Excerpts from a figure dataset
[Start]
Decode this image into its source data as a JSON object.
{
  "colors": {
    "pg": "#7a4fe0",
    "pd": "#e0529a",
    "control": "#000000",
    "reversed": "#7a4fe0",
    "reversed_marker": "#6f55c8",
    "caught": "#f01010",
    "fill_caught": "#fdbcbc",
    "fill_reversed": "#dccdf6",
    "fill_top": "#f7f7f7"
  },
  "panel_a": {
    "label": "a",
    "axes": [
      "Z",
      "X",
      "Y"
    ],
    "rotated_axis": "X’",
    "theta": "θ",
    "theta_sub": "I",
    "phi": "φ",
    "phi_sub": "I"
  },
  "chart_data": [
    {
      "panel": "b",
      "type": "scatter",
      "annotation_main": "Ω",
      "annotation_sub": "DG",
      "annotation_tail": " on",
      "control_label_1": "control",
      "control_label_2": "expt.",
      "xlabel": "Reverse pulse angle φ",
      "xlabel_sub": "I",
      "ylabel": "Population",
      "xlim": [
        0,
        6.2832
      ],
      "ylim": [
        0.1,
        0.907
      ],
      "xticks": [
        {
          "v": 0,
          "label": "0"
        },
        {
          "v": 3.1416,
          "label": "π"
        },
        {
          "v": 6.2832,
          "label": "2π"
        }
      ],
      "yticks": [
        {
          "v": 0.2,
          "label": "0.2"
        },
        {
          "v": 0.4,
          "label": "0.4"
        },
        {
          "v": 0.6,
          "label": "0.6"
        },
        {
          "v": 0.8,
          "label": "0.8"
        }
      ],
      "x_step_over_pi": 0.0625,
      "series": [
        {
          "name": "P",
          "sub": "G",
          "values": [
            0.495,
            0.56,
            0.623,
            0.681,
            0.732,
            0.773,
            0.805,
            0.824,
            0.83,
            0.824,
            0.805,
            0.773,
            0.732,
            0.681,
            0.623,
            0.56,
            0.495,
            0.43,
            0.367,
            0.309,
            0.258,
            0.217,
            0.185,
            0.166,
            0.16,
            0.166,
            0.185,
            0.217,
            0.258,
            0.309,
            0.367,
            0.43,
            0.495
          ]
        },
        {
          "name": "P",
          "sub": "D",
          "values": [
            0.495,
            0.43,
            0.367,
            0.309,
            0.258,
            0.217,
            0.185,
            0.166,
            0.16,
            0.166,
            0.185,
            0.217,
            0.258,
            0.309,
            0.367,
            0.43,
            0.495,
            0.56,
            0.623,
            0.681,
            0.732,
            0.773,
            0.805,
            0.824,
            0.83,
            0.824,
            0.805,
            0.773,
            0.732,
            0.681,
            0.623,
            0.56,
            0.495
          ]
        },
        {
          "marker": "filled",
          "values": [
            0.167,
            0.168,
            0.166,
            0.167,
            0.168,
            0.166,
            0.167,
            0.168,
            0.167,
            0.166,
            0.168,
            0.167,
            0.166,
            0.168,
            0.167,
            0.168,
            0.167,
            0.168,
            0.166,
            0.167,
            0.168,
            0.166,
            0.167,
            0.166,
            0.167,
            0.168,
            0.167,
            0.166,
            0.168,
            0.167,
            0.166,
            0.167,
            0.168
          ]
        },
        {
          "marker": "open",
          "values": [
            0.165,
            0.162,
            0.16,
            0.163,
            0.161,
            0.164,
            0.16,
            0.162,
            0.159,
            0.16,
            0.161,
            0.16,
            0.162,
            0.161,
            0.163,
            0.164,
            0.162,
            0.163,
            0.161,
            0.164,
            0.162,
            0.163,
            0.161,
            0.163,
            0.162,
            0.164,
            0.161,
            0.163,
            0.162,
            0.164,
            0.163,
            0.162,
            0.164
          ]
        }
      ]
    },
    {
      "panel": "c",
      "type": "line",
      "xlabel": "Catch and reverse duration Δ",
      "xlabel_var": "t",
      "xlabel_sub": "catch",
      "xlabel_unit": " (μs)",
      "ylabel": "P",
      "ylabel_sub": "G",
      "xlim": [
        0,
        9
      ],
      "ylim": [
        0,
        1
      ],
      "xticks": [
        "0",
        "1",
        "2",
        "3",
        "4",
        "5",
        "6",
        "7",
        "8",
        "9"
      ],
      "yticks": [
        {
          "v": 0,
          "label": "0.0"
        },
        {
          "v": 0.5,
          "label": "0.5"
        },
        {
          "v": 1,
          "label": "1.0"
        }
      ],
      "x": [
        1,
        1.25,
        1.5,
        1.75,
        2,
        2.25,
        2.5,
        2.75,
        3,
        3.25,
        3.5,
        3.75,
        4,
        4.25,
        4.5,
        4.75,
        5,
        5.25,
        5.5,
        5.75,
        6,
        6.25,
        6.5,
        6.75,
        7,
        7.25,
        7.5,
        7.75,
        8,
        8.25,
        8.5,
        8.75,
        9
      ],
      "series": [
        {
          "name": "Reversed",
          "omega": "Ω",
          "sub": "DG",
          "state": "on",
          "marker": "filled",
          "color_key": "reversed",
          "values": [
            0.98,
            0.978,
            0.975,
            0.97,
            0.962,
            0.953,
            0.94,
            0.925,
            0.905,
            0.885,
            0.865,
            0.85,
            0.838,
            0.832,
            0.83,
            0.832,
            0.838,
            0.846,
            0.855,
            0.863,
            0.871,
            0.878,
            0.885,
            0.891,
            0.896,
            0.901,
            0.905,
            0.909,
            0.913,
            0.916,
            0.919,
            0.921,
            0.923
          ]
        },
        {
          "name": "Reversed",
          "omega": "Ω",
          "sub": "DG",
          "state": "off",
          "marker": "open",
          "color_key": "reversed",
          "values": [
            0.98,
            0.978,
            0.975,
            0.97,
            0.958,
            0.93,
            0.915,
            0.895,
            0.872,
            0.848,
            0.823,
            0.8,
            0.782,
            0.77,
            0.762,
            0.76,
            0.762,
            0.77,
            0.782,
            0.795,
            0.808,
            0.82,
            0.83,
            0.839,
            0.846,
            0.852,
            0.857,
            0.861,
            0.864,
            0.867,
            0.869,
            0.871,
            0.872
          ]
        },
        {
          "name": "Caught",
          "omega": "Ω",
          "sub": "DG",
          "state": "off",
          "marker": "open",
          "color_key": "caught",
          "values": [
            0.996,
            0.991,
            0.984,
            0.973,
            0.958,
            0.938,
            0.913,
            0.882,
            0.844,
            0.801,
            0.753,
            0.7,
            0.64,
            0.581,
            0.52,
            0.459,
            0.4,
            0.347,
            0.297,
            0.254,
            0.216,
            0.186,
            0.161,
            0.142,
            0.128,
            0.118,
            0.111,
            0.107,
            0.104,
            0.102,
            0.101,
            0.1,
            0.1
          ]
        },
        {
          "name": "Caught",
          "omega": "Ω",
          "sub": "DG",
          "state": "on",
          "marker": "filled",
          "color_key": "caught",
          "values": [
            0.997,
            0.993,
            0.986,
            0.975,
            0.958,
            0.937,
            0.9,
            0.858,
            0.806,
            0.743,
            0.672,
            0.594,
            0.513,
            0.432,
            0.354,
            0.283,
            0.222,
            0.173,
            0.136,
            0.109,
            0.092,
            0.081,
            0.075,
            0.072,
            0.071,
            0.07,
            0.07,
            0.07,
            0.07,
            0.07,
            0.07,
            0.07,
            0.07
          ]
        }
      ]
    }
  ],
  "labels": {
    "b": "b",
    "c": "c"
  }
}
[End]
EXERCISE GOAL: Each record above should be returned exactly as it appears.

WRITTEN REPLY:
Decode this image into its source data as a JSON object.
{
  "colors": {
    "pg": "#7a4fe0",
    "pd": "#e0529a",
    "control": "#000000",
    "reversed": "#7a4fe0",
    "reversed_marker": "#6f55c8",
    "caught": "#f01010",
    "fill_caught": "#fdbcbc",
    "fill_reversed": "#dccdf6",
    "fill_top": "#f7f7f7"
  },
  "panel_a": {
    "label": "a",
    "axes": [
      "Z",
      "X",
      "Y"
    ],
    "rotated_axis": "X’",
    "theta": "θ",
    "theta_sub": "I",
    "phi": "φ",
    "phi_sub": "I"
  },
  "chart_data": [
    {
      "panel": "b",
      "type": "scatter",
      "annotation_main": "Ω",
      "annotation_sub": "DG",
      "annotation_tail": " on",
      "control_label_1": "control",
      "control_label_2": "expt.",
      "xlabel": "Reverse pulse angle φ",
      "xlabel_sub": "I",
      "ylabel": "Population",
      "xlim": [
        0,
        6.2832
      ],
      "ylim": [
        0.1,
        0.907
      ],
      "xticks": [
        {
          "v": 0,
          "label": "0"
        },
        {
          "v": 3.1416,
          "label": "π"
        },
        {
          "v": 6.2832,
          "label": "2π"
        }
      ],
      "yticks": [
        {
          "v": 0.2,
          "label": "0.2"
        },
        {
          "v": 0.4,
          "label": "0.4"
        },
        {
          "v": 0.6,
          "label": "0.6"
        },
        {
          "v": 0.8,
          "label": "0.8"
        }
      ],
      "x_step_over_pi": 0.0625,
      "series": [
        {
          "name": "P",
          "sub": "G",
          "values": [
            0.495,
            0.56,
            0.623,
            0.681,
            0.732,
            0.773,
            0.805,
            0.824,
            0.83,
            0.824,
            0.805,
            0.773,
            0.732,
            0.681,
            0.623,
            0.56,
            0.495,
            0.43,
            0.367,
            0.309,
            0.258,
            0.217,
            0.185,
            0.166,
            0.16,
            0.166,
            0.185,
            0.217,
            0.258,
            0.309,
            0.367,
            0.43,
            0.495
          ]
        },
        {
          "name": "P",
          "sub": "D",
          "values": [
            0.495,
            0.43,
            0.367,
            0.309,
            0.258,
            0.217,
            0.185,
            0.166,
            0.16,
            0.166,
            0.185,
            0.217,
            0.258,
            0.309,
            0.367,
            0.43,
            0.495,
            0.56,
            0.623,
            0.681,
            0.732,
            0.773,
            0.805,
            0.824,
            0.83,
            0.824,
            0.805,
            0.773,
            0.732,
            0.681,
            0.623,
            0.56,
            0.495
          ]
        },
        {
          "marker": "filled",
          "values": [
            0.167,
            0.168,
            0.166,
            0.167,
            0.168,
            0.166,
            0.167,
            0.168,
            0.167,
            0.166,
            0.168,
            0.167,
            0.166,
            0.168,
            0.167,
            0.168,
            0.167,
            0.168,
            0.166,
            0.167,
            0.168,
            0.166,
            0.167,
            0.166,
            0.167,
            0.168,
            0.167,
            0.166,
            0.168,
            0.167,
            0.166,
            0.167,
            0.168
          ]
        },
        {
          "marker": "open",
          "values": [
            0.165,
            0.162,
            0.16,
            0.163,
            0.161,
            0.164,
            0.16,
            0.162,
            0.159,
            0.16,
            0.161,
            0.16,
            0.162,
            0.161,
            0.163,
            0.164,
            0.162,
            0.163,
            0.161,
            0.164,
            0.162,
            0.163,
            0.161,
            0.163,
            0.162,
            0.164,
            0.161,
            0.163,
            0.162,
            0.164,
            0.163,
            0.162,
            0.164
          ]
        }
      ]
    },
    {
      "panel": "c",
      "type": "line",
      "xlabel": "Catch and reverse duration Δ",
      "xlabel_var": "t",
      "xlabel_sub": "catch",
      "xlabel_unit": " (μs)",
      "ylabel": "P",
      "ylabel_sub": "G",
      "xlim": [
        0,
        9
      ],
      "ylim": [
        0,
        1
      ],
      "xticks": [
        "0",
        "1",
        "2",
        "3",
        "4",
        "5",
        "6",
        "7",
        "8",
        "9"
      ],
      "yticks": [
        {
          "v": 0,
          "label": "0.0"
        },
        {
          "v": 0.5,
          "label": "0.5"
        },
        {
          "v": 1,
          "label": "1.0"
        }
      ],
      "x": [
        1,
        1.25,
        1.5,
        1.75,
        2,
        2.25,
        2.5,
        2.75,
        3,
        3.25,
        3.5,
        3.75,
        4,
        4.25,
        4.5,
        4.75,
        5,
        5.25,
        5.5,
        5.75,
        6,
        6.25,
        6.5,
        6.75,
        7,
        7.25,
        7.5,
        7.75,
        8,
        8.25,
        8.5,
        8.75,
        9
      ],
      "series": [
        {
          "name": "Reversed",
          "omega": "Ω",
          "sub": "DG",
          "state": "on",
          "marker": "filled",
          "color_key": "reversed",
          "values": [
            0.98,
            0.978,
            0.975,
            0.97,
            0.962,
            0.953,
            0.94,
            0.925,
            0.905,
            0.885,
            0.865,
            0.85,
            0.838,
            0.832,
            0.83,
            0.832,
            0.838,
            0.846,
            0.855,
            0.863,
            0.871,
            0.878,
            0.885,
            0.891,
            0.896,
            0.901,
            0.905,
            0.909,
            0.913,
            0.916,
            0.919,
            0.921,
            0.923
          ]
        },
        {
          "name": "Reversed",
          "omega": "Ω",
          "sub": "DG",
          "state": "off",
          "marker": "open",
          "color_key": "reversed",
          "values": [
            0.98,
            0.978,
            0.975,
            0.97,
            0.958,
            0.93,
            0.915,
            0.895,
            0.872,
            0.848,
            0.823,
            0.8,
            0.782,
            0.77,
            0.762,
            0.76,
            0.762,
            0.77,
            0.782,
            0.795,
            0.808,
            0.82,
            0.83,
            0.839,
            0.846,
            0.852,
            0.857,
            0.861,
            0.864,
            0.867,
            0.869,
            0.871,
            0.872
          ]
        },
        {
          "name": "Caught",
          "omega": "Ω",
          "sub": "DG",
          "state": "off",
          "marker": "open",
          "color_key": "caught",
          "values": [
            0.996,
            0.991,
            0.984,
            0.973,
            0.958,
            0.938,
            0.913,
            0.882,
            0.844,
            0.801,
            0.753,
            0.7,
            0.64,
            0.581,
            0.52,
            0.459,
            0.4,
            0.347,
            0.297,
            0.254,
            0.216,
            0.186,
            0.161,
            0.142,
            0.128,
            0.118,
            0.111,
            0.107,
            0.104,
            0.102,
            0.101,
            0.1,
            0.1
          ]
        },
        {
          "name": "Caught",
          "omega": "Ω",
          "sub": "DG",
          "state": "on",
          "marker": "filled",
          "color_key": "caught",
          "values": [
            0.997,
            0.993,
            0.986,
            0.975,
            0.958,
            0.937,
            0.9,
            0.858,
            0.806,
            0.743,
            0.672,
            0.594,
            0.513,
            0.432,
            0.354,
            0.283,
            0.222,
            0.173,
            0.136,
            0.109,
            0.092,
            0.081,
            0.075,
            0.072,
            0.071,
            0.07,
            0.07,
            0.07,
            0.07,
            0.07,
            0.07,
            0.07,
            0.07
          ]
        }
      ]
    }
  ],
  "labels": {
    "b": "b",
    "c": "c"
  }
}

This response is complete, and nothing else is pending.